--- START Recorded data ---
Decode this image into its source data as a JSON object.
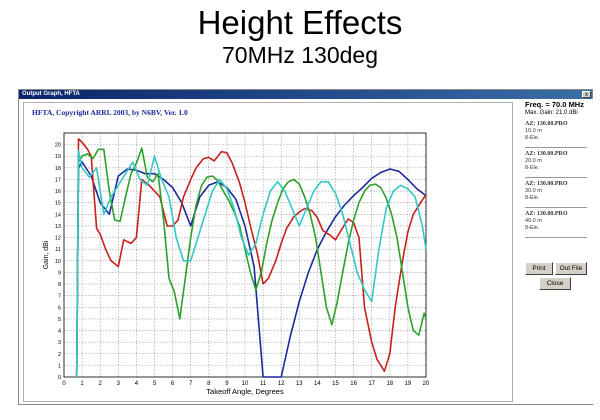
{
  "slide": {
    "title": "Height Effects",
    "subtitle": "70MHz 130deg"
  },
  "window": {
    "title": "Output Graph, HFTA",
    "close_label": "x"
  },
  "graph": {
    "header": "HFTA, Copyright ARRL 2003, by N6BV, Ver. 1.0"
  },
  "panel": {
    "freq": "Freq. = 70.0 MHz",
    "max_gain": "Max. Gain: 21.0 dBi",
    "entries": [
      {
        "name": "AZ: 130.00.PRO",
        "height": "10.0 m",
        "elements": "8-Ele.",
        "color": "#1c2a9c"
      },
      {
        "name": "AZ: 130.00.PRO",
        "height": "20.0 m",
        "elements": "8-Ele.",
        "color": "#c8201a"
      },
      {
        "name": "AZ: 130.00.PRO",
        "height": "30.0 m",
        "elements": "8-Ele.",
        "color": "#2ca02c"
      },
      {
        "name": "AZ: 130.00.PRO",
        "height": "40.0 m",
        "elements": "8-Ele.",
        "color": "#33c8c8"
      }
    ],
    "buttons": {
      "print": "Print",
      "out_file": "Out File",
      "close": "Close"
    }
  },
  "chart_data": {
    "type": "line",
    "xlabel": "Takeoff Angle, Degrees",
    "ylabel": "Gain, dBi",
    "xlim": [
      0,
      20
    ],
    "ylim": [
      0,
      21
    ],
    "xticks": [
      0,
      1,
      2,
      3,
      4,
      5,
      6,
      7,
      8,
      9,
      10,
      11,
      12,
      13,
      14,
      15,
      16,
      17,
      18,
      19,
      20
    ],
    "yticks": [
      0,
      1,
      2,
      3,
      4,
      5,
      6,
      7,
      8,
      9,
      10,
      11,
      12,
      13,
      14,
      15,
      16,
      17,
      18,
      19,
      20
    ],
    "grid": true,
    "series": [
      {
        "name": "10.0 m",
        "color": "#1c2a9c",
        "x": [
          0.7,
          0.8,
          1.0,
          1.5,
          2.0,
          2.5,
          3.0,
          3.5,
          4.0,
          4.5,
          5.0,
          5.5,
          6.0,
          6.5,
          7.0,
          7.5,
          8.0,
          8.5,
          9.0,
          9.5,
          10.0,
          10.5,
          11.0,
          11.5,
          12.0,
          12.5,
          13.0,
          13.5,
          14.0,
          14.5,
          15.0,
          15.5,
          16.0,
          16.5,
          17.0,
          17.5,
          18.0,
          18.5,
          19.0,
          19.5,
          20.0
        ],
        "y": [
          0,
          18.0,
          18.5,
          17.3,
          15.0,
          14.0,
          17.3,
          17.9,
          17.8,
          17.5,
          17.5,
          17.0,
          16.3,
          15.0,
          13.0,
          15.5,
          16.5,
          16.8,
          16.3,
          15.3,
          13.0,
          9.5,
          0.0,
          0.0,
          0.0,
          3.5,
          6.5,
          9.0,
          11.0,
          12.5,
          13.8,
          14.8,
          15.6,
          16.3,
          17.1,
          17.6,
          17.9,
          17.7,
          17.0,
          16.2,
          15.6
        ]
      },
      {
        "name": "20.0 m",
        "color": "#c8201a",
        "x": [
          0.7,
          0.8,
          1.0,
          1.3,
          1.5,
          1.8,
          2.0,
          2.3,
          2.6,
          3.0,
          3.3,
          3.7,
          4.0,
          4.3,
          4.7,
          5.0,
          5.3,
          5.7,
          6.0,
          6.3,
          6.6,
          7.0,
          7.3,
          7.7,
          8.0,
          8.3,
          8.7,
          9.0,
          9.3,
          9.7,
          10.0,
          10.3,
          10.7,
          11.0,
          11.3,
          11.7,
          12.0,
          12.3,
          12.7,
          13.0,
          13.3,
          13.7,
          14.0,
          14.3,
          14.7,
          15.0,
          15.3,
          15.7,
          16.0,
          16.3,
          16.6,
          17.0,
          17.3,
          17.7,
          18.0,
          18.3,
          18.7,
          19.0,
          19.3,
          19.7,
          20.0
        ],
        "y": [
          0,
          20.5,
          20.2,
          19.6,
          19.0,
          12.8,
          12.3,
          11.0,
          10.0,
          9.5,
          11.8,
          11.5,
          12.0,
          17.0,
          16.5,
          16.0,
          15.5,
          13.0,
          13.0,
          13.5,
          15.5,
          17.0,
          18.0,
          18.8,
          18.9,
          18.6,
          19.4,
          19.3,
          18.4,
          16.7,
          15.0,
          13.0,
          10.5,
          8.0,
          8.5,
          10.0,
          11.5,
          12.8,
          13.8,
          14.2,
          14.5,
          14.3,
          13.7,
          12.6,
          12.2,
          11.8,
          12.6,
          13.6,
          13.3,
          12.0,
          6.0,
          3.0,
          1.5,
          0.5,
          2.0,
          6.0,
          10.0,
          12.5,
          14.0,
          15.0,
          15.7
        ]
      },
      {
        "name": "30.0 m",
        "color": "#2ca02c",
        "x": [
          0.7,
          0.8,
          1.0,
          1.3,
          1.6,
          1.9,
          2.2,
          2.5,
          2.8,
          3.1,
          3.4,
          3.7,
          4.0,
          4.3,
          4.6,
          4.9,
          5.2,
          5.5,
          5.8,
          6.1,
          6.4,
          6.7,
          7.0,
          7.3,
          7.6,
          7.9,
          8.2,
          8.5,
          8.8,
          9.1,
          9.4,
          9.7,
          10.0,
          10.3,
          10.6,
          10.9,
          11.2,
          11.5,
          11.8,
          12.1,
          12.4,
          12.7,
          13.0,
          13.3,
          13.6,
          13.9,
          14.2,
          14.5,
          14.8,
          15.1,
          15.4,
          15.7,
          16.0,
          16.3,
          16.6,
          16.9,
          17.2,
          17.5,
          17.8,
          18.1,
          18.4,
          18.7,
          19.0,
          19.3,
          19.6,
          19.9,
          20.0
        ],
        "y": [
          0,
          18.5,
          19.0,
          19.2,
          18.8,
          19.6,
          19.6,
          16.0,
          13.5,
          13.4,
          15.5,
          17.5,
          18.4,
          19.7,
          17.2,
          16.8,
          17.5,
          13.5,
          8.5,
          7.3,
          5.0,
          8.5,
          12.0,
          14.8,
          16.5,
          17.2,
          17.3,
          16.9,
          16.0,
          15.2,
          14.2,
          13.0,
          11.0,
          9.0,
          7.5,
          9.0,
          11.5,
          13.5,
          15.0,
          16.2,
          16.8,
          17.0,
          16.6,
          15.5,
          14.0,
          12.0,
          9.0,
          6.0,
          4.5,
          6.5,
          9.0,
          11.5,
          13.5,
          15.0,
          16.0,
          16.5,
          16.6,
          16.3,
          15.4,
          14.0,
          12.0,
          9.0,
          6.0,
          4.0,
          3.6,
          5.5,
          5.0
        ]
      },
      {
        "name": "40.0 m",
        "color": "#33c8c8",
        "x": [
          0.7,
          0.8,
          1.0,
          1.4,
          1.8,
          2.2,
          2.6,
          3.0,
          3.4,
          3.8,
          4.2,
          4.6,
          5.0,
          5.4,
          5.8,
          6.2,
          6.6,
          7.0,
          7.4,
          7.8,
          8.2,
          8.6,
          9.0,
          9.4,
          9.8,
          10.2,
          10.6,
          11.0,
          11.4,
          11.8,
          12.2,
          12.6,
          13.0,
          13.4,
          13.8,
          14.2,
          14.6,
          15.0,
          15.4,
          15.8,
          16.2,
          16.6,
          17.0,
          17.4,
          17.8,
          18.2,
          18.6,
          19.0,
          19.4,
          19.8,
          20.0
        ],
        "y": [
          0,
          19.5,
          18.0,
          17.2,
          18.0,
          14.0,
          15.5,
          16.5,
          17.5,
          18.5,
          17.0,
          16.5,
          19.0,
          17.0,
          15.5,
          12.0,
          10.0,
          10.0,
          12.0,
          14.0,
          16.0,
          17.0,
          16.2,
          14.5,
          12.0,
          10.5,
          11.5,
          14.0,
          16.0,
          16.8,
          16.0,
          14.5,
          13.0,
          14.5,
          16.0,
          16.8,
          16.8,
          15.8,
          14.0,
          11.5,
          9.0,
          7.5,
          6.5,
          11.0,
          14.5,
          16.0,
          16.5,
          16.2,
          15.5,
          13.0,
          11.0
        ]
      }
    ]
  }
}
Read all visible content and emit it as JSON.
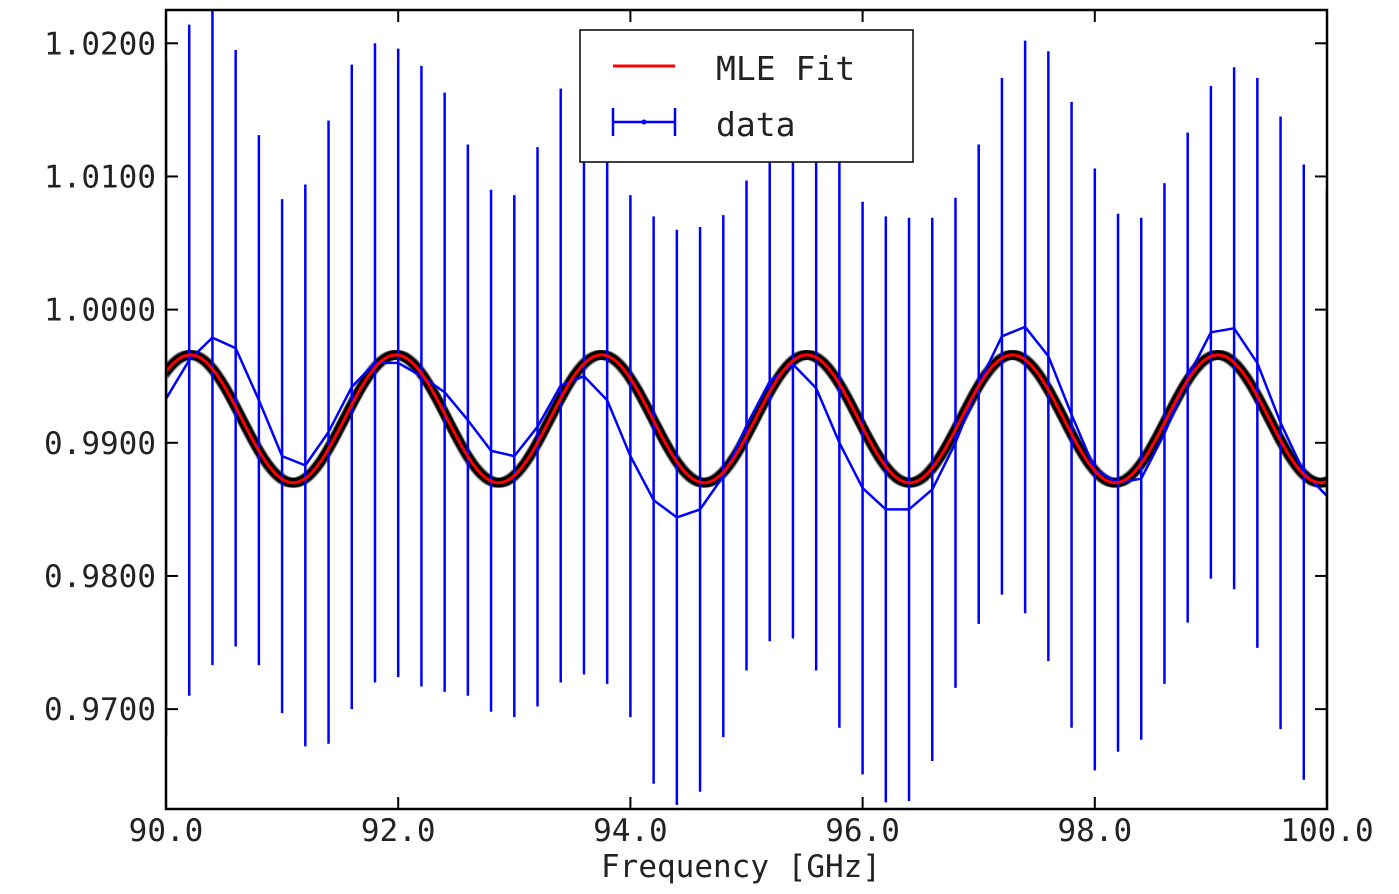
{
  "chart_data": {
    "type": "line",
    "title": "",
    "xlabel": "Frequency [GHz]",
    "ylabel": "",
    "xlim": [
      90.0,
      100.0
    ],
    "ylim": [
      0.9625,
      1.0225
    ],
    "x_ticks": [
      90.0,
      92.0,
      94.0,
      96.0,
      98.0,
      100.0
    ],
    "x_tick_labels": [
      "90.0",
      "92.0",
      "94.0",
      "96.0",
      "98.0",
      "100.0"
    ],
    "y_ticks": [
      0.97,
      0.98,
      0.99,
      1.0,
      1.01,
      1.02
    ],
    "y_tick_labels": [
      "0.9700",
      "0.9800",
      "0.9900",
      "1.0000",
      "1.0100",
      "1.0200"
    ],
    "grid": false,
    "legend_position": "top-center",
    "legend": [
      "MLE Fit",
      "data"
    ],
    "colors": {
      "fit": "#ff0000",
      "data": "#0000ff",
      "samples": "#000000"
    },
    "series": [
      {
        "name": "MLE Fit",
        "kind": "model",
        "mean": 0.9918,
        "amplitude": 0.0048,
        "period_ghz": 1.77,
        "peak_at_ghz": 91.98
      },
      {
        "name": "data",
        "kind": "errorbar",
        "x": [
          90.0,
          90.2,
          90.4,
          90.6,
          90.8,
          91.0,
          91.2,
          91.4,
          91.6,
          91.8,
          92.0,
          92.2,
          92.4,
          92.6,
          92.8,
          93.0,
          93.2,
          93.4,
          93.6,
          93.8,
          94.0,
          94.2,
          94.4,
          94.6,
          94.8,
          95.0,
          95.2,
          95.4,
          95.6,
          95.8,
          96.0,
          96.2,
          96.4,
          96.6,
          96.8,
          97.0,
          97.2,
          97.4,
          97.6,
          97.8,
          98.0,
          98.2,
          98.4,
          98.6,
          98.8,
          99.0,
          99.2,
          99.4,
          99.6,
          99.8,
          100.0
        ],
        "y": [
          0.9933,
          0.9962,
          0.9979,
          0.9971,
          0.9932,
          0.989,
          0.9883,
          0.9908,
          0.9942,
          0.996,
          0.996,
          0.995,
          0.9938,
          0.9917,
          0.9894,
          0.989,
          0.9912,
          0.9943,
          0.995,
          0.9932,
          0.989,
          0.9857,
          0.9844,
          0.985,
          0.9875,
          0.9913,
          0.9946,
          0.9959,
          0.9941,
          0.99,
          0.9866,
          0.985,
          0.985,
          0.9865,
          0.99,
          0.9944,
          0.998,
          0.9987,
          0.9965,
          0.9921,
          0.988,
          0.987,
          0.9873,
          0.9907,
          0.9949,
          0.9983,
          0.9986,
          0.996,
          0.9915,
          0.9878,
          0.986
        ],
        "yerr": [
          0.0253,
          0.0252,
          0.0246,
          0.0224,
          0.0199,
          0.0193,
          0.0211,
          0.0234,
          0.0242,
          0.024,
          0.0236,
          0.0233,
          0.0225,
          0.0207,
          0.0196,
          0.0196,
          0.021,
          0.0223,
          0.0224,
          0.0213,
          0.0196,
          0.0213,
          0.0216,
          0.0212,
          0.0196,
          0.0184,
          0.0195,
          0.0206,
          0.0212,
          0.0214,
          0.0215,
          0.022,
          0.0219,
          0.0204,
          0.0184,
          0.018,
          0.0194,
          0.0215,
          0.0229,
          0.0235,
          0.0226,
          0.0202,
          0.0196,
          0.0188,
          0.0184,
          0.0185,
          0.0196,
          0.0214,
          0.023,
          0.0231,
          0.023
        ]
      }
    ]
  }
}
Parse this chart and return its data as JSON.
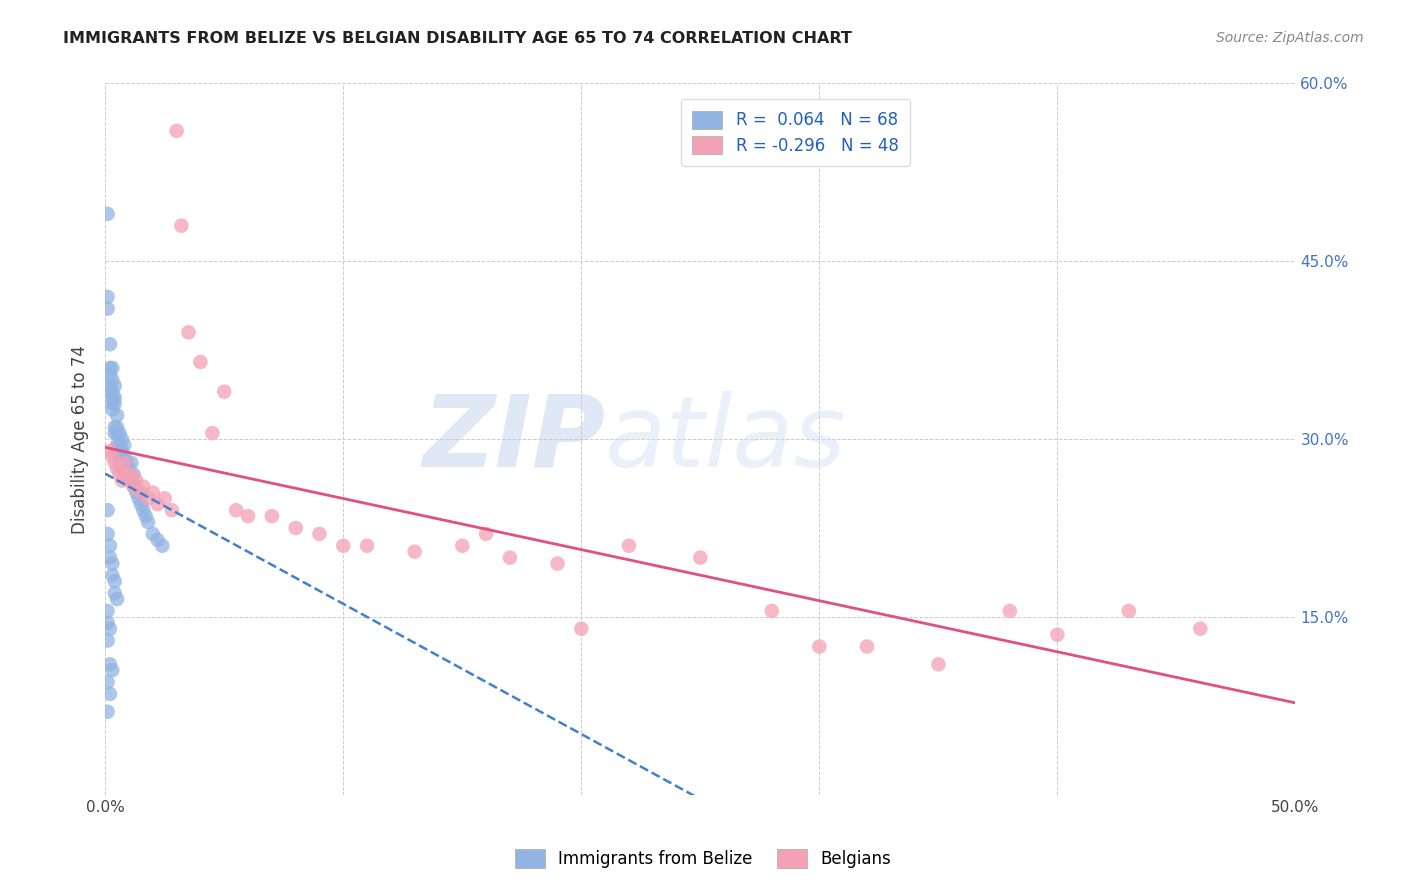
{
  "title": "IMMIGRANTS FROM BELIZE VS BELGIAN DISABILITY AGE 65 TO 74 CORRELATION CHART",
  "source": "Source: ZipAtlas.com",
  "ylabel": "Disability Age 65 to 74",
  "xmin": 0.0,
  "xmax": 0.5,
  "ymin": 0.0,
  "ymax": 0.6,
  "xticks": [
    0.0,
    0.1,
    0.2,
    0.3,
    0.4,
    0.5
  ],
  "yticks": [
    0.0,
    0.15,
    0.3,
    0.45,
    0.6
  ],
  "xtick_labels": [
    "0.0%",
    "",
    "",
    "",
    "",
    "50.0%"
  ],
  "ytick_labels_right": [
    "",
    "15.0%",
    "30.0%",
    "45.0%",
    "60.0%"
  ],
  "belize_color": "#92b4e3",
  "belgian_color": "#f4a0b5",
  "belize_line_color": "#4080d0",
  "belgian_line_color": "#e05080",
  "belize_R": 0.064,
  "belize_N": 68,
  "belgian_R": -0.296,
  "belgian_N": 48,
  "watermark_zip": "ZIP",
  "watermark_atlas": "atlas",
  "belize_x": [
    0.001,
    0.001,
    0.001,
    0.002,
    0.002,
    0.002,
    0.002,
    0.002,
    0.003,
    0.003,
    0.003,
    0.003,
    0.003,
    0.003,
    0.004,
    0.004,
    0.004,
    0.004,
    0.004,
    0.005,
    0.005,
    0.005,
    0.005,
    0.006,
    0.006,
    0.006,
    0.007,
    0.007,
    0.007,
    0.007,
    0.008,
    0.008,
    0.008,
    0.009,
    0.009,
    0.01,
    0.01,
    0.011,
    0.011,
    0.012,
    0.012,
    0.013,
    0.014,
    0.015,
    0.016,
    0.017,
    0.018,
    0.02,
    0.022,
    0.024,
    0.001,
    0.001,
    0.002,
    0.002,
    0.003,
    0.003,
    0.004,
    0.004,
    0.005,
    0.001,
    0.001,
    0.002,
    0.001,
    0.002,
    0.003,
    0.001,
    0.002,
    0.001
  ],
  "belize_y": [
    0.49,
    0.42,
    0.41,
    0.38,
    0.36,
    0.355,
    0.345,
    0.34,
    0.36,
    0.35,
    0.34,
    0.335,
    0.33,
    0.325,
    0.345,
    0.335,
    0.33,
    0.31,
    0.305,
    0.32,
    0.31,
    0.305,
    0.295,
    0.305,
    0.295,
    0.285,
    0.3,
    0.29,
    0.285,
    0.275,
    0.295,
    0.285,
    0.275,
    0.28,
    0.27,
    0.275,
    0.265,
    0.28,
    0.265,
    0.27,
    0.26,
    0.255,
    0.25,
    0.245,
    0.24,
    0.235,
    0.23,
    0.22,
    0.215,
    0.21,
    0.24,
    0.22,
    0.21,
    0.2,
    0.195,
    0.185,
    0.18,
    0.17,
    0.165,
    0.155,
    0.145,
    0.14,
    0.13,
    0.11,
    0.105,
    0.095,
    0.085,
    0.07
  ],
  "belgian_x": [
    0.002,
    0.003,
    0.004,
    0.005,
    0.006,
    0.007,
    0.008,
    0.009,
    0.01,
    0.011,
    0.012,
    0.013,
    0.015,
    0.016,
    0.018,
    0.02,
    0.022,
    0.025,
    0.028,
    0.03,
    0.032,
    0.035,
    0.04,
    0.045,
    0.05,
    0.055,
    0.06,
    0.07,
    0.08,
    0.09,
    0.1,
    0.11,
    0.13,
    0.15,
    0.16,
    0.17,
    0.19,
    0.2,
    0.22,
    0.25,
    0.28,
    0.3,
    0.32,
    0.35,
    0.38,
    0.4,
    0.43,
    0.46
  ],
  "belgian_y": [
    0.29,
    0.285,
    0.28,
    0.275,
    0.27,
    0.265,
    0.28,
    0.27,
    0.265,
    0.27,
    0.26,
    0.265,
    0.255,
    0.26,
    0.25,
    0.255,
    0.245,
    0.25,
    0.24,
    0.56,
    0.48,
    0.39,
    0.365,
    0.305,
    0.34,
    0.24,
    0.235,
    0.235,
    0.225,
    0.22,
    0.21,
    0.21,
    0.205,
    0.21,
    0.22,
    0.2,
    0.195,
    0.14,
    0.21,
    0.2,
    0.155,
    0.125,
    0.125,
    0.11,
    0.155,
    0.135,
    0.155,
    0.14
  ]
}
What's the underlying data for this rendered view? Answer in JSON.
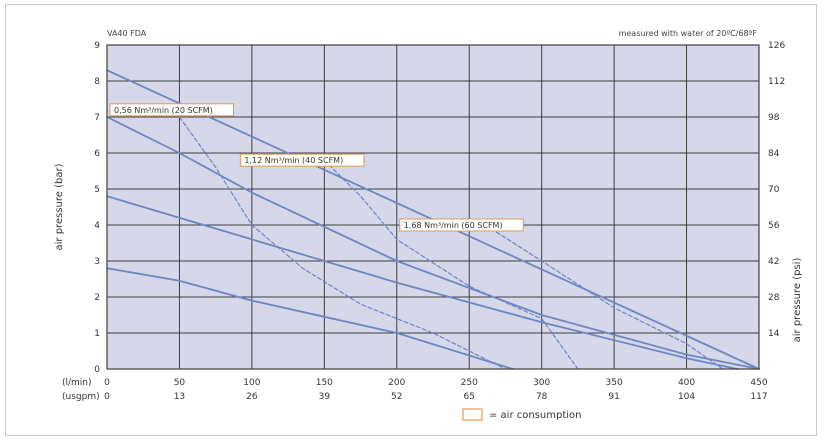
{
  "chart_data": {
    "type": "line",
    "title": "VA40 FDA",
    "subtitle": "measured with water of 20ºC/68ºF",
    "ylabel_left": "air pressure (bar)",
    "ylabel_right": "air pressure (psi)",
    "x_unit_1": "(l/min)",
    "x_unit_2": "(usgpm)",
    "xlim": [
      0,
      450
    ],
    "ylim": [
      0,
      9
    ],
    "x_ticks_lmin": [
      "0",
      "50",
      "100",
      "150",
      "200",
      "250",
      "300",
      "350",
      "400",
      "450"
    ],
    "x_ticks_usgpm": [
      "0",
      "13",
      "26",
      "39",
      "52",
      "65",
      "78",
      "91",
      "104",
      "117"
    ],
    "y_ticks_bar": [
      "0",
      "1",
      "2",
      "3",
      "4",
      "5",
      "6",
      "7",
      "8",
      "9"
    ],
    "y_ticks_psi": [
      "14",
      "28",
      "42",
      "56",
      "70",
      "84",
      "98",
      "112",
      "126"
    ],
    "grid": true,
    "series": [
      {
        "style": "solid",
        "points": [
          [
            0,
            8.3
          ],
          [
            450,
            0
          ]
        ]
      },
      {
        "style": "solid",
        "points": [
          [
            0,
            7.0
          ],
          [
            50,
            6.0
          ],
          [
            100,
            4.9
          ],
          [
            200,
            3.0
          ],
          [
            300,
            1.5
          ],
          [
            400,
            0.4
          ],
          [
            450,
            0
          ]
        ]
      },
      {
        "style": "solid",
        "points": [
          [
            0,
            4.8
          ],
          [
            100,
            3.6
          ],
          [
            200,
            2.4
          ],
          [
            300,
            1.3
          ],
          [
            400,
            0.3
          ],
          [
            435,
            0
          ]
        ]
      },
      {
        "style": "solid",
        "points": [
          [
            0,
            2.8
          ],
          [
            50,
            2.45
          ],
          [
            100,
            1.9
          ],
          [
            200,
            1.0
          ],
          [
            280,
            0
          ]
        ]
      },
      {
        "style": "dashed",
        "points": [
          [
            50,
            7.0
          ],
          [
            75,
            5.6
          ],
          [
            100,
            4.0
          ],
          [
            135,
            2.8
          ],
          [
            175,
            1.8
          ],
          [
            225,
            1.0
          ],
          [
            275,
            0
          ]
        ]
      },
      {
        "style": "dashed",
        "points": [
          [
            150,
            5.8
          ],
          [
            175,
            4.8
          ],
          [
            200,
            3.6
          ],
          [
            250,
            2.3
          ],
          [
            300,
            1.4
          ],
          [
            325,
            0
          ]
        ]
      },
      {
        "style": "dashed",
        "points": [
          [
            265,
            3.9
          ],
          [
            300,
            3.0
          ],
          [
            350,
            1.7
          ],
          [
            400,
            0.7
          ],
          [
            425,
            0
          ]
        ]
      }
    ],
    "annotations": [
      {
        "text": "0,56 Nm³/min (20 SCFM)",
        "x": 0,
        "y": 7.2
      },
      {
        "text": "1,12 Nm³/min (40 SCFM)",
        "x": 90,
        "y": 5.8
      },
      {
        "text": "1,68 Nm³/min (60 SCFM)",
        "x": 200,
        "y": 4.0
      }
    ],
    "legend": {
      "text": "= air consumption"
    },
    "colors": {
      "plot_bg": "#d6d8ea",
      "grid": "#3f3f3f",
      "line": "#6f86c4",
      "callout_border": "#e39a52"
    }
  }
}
--- END Recorded data ---
* **The task**
Collect each line holding the string "source".

* **Complete answer**
Decode this image into its source data as a JSON object.
  "source": "Source: ZipAtlas.com",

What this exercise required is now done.